» **Exercise objective**
Below is a listing; copy all of it exactly.
## begin Supplied records
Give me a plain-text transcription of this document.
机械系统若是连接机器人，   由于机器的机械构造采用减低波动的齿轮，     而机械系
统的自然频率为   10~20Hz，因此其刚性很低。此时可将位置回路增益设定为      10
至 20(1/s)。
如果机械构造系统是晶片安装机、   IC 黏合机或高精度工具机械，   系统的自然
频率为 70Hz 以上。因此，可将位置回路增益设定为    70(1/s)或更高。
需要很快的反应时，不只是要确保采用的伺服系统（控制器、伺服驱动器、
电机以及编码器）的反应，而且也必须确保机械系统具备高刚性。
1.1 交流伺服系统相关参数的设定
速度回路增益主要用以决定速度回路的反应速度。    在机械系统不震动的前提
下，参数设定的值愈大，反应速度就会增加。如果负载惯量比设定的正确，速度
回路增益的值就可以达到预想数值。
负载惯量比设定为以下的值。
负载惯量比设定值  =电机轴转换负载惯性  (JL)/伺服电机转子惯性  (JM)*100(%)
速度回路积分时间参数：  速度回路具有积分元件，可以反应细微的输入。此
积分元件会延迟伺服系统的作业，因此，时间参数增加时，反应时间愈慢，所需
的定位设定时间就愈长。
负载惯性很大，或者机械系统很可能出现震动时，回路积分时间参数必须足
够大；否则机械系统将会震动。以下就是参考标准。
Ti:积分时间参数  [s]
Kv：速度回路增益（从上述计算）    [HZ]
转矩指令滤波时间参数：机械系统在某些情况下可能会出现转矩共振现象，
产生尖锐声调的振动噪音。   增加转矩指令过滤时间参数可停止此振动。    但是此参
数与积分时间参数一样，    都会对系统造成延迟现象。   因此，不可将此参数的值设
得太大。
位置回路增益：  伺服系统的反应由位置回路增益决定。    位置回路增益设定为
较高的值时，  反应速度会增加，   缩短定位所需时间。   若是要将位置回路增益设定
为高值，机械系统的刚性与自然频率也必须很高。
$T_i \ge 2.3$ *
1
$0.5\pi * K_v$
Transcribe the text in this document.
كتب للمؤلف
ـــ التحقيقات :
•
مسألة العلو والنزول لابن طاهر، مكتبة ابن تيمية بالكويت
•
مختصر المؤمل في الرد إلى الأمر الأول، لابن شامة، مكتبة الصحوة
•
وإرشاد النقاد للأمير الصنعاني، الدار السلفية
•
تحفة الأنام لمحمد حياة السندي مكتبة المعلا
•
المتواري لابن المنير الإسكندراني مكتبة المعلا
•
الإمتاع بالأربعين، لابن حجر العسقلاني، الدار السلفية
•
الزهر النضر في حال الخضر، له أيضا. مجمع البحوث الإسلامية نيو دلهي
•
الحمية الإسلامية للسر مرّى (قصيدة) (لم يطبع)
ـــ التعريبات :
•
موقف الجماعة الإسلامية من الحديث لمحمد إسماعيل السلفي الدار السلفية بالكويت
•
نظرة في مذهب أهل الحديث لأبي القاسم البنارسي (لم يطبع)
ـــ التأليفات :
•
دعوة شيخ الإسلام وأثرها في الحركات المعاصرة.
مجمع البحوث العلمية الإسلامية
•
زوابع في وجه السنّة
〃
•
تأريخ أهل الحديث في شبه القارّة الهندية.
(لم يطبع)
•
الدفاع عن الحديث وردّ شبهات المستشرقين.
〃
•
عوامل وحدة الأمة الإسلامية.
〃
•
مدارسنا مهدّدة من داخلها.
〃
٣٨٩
## end Supplied records
» **Final result**
Give me a plain-text transcription of this document.
机械系统若是连接机器人，   由于机器的机械构造采用减低波动的齿轮，     而机械系
统的自然频率为   10~20Hz，因此其刚性很低。此时可将位置回路增益设定为      10
至 20(1/s)。
如果机械构造系统是晶片安装机、   IC 黏合机或高精度工具机械，   系统的自然
频率为 70Hz 以上。因此，可将位置回路增益设定为    70(1/s)或更高。
需要很快的反应时，不只是要确保采用的伺服系统（控制器、伺服驱动器、
电机以及编码器）的反应，而且也必须确保机械系统具备高刚性。
1.1 交流伺服系统相关参数的设定
速度回路增益主要用以决定速度回路的反应速度。    在机械系统不震动的前提
下，参数设定的值愈大，反应速度就会增加。如果负载惯量比设定的正确，速度
回路增益的值就可以达到预想数值。
负载惯量比设定为以下的值。
负载惯量比设定值  =电机轴转换负载惯性  (JL)/伺服电机转子惯性  (JM)*100(%)
速度回路积分时间参数：  速度回路具有积分元件，可以反应细微的输入。此
积分元件会延迟伺服系统的作业，因此，时间参数增加时，反应时间愈慢，所需
的定位设定时间就愈长。
负载惯性很大，或者机械系统很可能出现震动时，回路积分时间参数必须足
够大；否则机械系统将会震动。以下就是参考标准。
Ti:积分时间参数  [s]
Kv：速度回路增益（从上述计算）    [HZ]
转矩指令滤波时间参数：机械系统在某些情况下可能会出现转矩共振现象，
产生尖锐声调的振动噪音。   增加转矩指令过滤时间参数可停止此振动。    但是此参
数与积分时间参数一样，    都会对系统造成延迟现象。   因此，不可将此参数的值设
得太大。
位置回路增益：  伺服系统的反应由位置回路增益决定。    位置回路增益设定为
较高的值时，  反应速度会增加，   缩短定位所需时间。   若是要将位置回路增益设定
为高值，机械系统的刚性与自然频率也必须很高。
$T_i \ge 2.3$ *
1
$0.5\pi * K_v$
Transcribe the text in this document.
كتب للمؤلف
ـــ التحقيقات :
•
مسألة العلو والنزول لابن طاهر، مكتبة ابن تيمية بالكويت
•
مختصر المؤمل في الرد إلى الأمر الأول، لابن شامة، مكتبة الصحوة
•
وإرشاد النقاد للأمير الصنعاني، الدار السلفية
•
تحفة الأنام لمحمد حياة السندي مكتبة المعلا
•
المتواري لابن المنير الإسكندراني مكتبة المعلا
•
الإمتاع بالأربعين، لابن حجر العسقلاني، الدار السلفية
•
الزهر النضر في حال الخضر، له أيضا. مجمع البحوث الإسلامية نيو دلهي
•
الحمية الإسلامية للسر مرّى (قصيدة) (لم يطبع)
ـــ التعريبات :
•
موقف الجماعة الإسلامية من الحديث لمحمد إسماعيل السلفي الدار السلفية بالكويت
•
نظرة في مذهب أهل الحديث لأبي القاسم البنارسي (لم يطبع)
ـــ التأليفات :
•
دعوة شيخ الإسلام وأثرها في الحركات المعاصرة.
مجمع البحوث العلمية الإسلامية
•
زوابع في وجه السنّة
〃
•
تأريخ أهل الحديث في شبه القارّة الهندية.
(لم يطبع)
•
الدفاع عن الحديث وردّ شبهات المستشرقين.
〃
•
عوامل وحدة الأمة الإسلامية.
〃
•
مدارسنا مهدّدة من داخلها.
〃
٣٨٩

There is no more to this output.